__What you will do__. Output an exact reproduction of the data.
━━━ Given records ━━━
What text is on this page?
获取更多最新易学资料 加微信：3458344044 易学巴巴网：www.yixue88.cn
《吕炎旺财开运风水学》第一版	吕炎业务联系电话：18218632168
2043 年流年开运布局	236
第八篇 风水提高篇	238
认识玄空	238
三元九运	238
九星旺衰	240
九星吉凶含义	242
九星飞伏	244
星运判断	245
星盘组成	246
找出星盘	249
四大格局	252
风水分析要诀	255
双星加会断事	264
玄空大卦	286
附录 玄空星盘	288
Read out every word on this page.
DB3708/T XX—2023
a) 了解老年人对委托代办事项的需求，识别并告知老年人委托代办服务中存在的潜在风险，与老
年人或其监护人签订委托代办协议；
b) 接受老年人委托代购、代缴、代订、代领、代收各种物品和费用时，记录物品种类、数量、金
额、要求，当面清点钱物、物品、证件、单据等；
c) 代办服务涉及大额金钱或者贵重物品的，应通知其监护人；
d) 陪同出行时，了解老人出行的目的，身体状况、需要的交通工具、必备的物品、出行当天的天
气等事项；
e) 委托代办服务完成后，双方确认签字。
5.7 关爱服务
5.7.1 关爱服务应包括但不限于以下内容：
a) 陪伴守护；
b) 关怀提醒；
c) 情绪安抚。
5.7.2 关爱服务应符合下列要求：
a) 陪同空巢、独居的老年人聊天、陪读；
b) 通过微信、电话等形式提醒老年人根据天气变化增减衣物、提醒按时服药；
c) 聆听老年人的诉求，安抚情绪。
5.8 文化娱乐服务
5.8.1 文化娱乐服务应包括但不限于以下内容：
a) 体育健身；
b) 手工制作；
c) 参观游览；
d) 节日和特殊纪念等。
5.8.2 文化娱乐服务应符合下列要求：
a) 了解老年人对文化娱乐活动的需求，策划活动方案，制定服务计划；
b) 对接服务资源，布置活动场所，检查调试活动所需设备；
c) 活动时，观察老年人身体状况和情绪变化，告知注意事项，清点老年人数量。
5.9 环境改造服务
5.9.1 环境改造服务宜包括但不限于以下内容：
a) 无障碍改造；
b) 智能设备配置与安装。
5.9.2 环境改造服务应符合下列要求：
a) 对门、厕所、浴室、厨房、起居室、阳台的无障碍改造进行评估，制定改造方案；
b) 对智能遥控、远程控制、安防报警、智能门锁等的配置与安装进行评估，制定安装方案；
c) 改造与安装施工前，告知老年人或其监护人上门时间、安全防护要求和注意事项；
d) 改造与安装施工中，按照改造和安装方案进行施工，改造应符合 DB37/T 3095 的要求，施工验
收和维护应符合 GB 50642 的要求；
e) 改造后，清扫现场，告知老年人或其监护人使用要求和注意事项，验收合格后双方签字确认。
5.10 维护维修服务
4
━━━
__Answer to the exercise__.
What text is on this page?
获取更多最新易学资料 加微信：3458344044 易学巴巴网：www.yixue88.cn
《吕炎旺财开运风水学》第一版	吕炎业务联系电话：18218632168
2043 年流年开运布局	236
第八篇 风水提高篇	238
认识玄空	238
三元九运	238
九星旺衰	240
九星吉凶含义	242
九星飞伏	244
星运判断	245
星盘组成	246
找出星盘	249
四大格局	252
风水分析要诀	255
双星加会断事	264
玄空大卦	286
附录 玄空星盘	288
Read out every word on this page.
DB3708/T XX—2023
a) 了解老年人对委托代办事项的需求，识别并告知老年人委托代办服务中存在的潜在风险，与老
年人或其监护人签订委托代办协议；
b) 接受老年人委托代购、代缴、代订、代领、代收各种物品和费用时，记录物品种类、数量、金
额、要求，当面清点钱物、物品、证件、单据等；
c) 代办服务涉及大额金钱或者贵重物品的，应通知其监护人；
d) 陪同出行时，了解老人出行的目的，身体状况、需要的交通工具、必备的物品、出行当天的天
气等事项；
e) 委托代办服务完成后，双方确认签字。
5.7 关爱服务
5.7.1 关爱服务应包括但不限于以下内容：
a) 陪伴守护；
b) 关怀提醒；
c) 情绪安抚。
5.7.2 关爱服务应符合下列要求：
a) 陪同空巢、独居的老年人聊天、陪读；
b) 通过微信、电话等形式提醒老年人根据天气变化增减衣物、提醒按时服药；
c) 聆听老年人的诉求，安抚情绪。
5.8 文化娱乐服务
5.8.1 文化娱乐服务应包括但不限于以下内容：
a) 体育健身；
b) 手工制作；
c) 参观游览；
d) 节日和特殊纪念等。
5.8.2 文化娱乐服务应符合下列要求：
a) 了解老年人对文化娱乐活动的需求，策划活动方案，制定服务计划；
b) 对接服务资源，布置活动场所，检查调试活动所需设备；
c) 活动时，观察老年人身体状况和情绪变化，告知注意事项，清点老年人数量。
5.9 环境改造服务
5.9.1 环境改造服务宜包括但不限于以下内容：
a) 无障碍改造；
b) 智能设备配置与安装。
5.9.2 环境改造服务应符合下列要求：
a) 对门、厕所、浴室、厨房、起居室、阳台的无障碍改造进行评估，制定改造方案；
b) 对智能遥控、远程控制、安防报警、智能门锁等的配置与安装进行评估，制定安装方案；
c) 改造与安装施工前，告知老年人或其监护人上门时间、安全防护要求和注意事项；
d) 改造与安装施工中，按照改造和安装方案进行施工，改造应符合 DB37/T 3095 的要求，施工验
收和维护应符合 GB 50642 的要求；
e) 改造后，清扫现场，告知老年人或其监护人使用要求和注意事项，验收合格后双方签字确认。
5.10 维护维修服务
4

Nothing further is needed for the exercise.